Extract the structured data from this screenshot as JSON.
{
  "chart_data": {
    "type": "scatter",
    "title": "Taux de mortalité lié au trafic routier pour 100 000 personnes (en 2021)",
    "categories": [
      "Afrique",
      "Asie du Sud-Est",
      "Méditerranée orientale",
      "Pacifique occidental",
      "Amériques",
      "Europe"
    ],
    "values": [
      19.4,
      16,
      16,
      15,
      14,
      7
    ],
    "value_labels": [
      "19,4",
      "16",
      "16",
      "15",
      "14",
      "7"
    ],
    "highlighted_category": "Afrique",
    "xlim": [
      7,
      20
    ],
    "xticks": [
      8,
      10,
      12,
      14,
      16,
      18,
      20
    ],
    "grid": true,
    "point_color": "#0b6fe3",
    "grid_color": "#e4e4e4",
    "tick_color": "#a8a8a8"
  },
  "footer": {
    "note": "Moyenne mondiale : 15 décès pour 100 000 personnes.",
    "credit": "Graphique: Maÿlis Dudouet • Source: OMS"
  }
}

__________________________________________________

Requirement:
Write down the full listing again, exactly.

Correct result:
Extract the structured data from this screenshot as JSON.
{
  "chart_data": {
    "type": "scatter",
    "title": "Taux de mortalité lié au trafic routier pour 100 000 personnes (en 2021)",
    "categories": [
      "Afrique",
      "Asie du Sud-Est",
      "Méditerranée orientale",
      "Pacifique occidental",
      "Amériques",
      "Europe"
    ],
    "values": [
      19.4,
      16,
      16,
      15,
      14,
      7
    ],
    "value_labels": [
      "19,4",
      "16",
      "16",
      "15",
      "14",
      "7"
    ],
    "highlighted_category": "Afrique",
    "xlim": [
      7,
      20
    ],
    "xticks": [
      8,
      10,
      12,
      14,
      16,
      18,
      20
    ],
    "grid": true,
    "point_color": "#0b6fe3",
    "grid_color": "#e4e4e4",
    "tick_color": "#a8a8a8"
  },
  "footer": {
    "note": "Moyenne mondiale : 15 décès pour 100 000 personnes.",
    "credit": "Graphique: Maÿlis Dudouet • Source: OMS"
  }
}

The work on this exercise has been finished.